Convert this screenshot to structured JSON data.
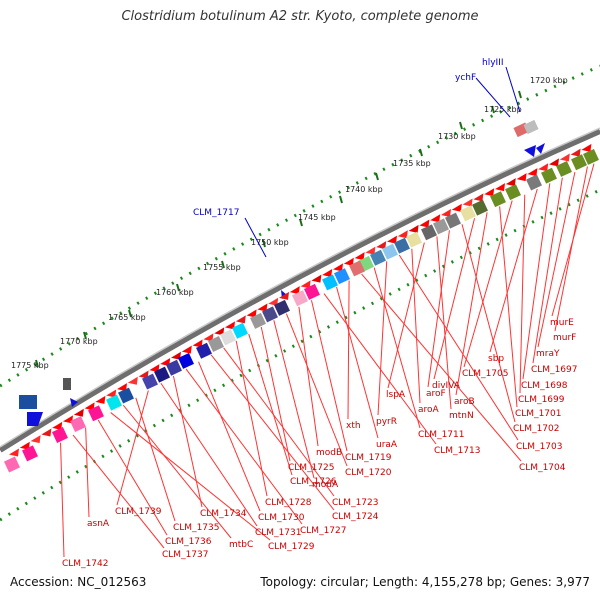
{
  "title": "Clostridium botulinum A2 str. Kyoto, complete genome",
  "footer": {
    "accession": "Accession: NC_012563",
    "summary": "Topology: circular; Length: 4,155,278 bp; Genes: 3,977"
  },
  "colors": {
    "backbone": "#7a7a7a",
    "dots": "#1a8a1a",
    "label_red": "#cc0000",
    "label_blue": "#0000cc",
    "ticks": "#1a6e1a"
  },
  "scale_labels": [
    {
      "label": "1720 kbp"
    },
    {
      "label": "1725 kbp"
    },
    {
      "label": "1730 kbp"
    },
    {
      "label": "1735 kbp"
    },
    {
      "label": "1740 kbp"
    },
    {
      "label": "1745 kbp"
    },
    {
      "label": "1750 kbp"
    },
    {
      "label": "1755 kbp"
    },
    {
      "label": "1760 kbp"
    },
    {
      "label": "1765 kbp"
    },
    {
      "label": "1770 kbp"
    },
    {
      "label": "1775 kbp"
    }
  ],
  "forward_genes": [
    "ychF",
    "hlyIII",
    "CLM_1717"
  ],
  "reverse_genes": [
    "murE",
    "murF",
    "mraY",
    "CLM_1697",
    "CLM_1698",
    "sbp",
    "CLM_1699",
    "CLM_1705",
    "CLM_1701",
    "aroB",
    "divIVA",
    "CLM_1702",
    "aroF",
    "mtnN",
    "lspA",
    "aroA",
    "CLM_1703",
    "pyrR",
    "CLM_1711",
    "CLM_1704",
    "xth",
    "uraA",
    "CLM_1713",
    "CLM_1719",
    "modB",
    "CLM_1720",
    "modA",
    "CLM_1725",
    "CLM_1726",
    "CLM_1728",
    "CLM_1723",
    "CLM_1724",
    "CLM_1730",
    "CLM_1727",
    "CLM_1734",
    "CLM_1731",
    "CLM_1739",
    "CLM_1735",
    "mtbC",
    "CLM_1729",
    "CLM_1736",
    "asnA",
    "CLM_1737",
    "CLM_1742"
  ]
}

######

__Exercise requirements__: Reproduce the material in its entirety and word for word, without the pictures.

__Finished exercise__:
Convert this screenshot to structured JSON data.
{
  "title": "Clostridium botulinum A2 str. Kyoto, complete genome",
  "footer": {
    "accession": "Accession: NC_012563",
    "summary": "Topology: circular; Length: 4,155,278 bp; Genes: 3,977"
  },
  "colors": {
    "backbone": "#7a7a7a",
    "dots": "#1a8a1a",
    "label_red": "#cc0000",
    "label_blue": "#0000cc",
    "ticks": "#1a6e1a"
  },
  "scale_labels": [
    {
      "label": "1720 kbp"
    },
    {
      "label": "1725 kbp"
    },
    {
      "label": "1730 kbp"
    },
    {
      "label": "1735 kbp"
    },
    {
      "label": "1740 kbp"
    },
    {
      "label": "1745 kbp"
    },
    {
      "label": "1750 kbp"
    },
    {
      "label": "1755 kbp"
    },
    {
      "label": "1760 kbp"
    },
    {
      "label": "1765 kbp"
    },
    {
      "label": "1770 kbp"
    },
    {
      "label": "1775 kbp"
    }
  ],
  "forward_genes": [
    "ychF",
    "hlyIII",
    "CLM_1717"
  ],
  "reverse_genes": [
    "murE",
    "murF",
    "mraY",
    "CLM_1697",
    "CLM_1698",
    "sbp",
    "CLM_1699",
    "CLM_1705",
    "CLM_1701",
    "aroB",
    "divIVA",
    "CLM_1702",
    "aroF",
    "mtnN",
    "lspA",
    "aroA",
    "CLM_1703",
    "pyrR",
    "CLM_1711",
    "CLM_1704",
    "xth",
    "uraA",
    "CLM_1713",
    "CLM_1719",
    "modB",
    "CLM_1720",
    "modA",
    "CLM_1725",
    "CLM_1726",
    "CLM_1728",
    "CLM_1723",
    "CLM_1724",
    "CLM_1730",
    "CLM_1727",
    "CLM_1734",
    "CLM_1731",
    "CLM_1739",
    "CLM_1735",
    "mtbC",
    "CLM_1729",
    "CLM_1736",
    "asnA",
    "CLM_1737",
    "CLM_1742"
  ]
}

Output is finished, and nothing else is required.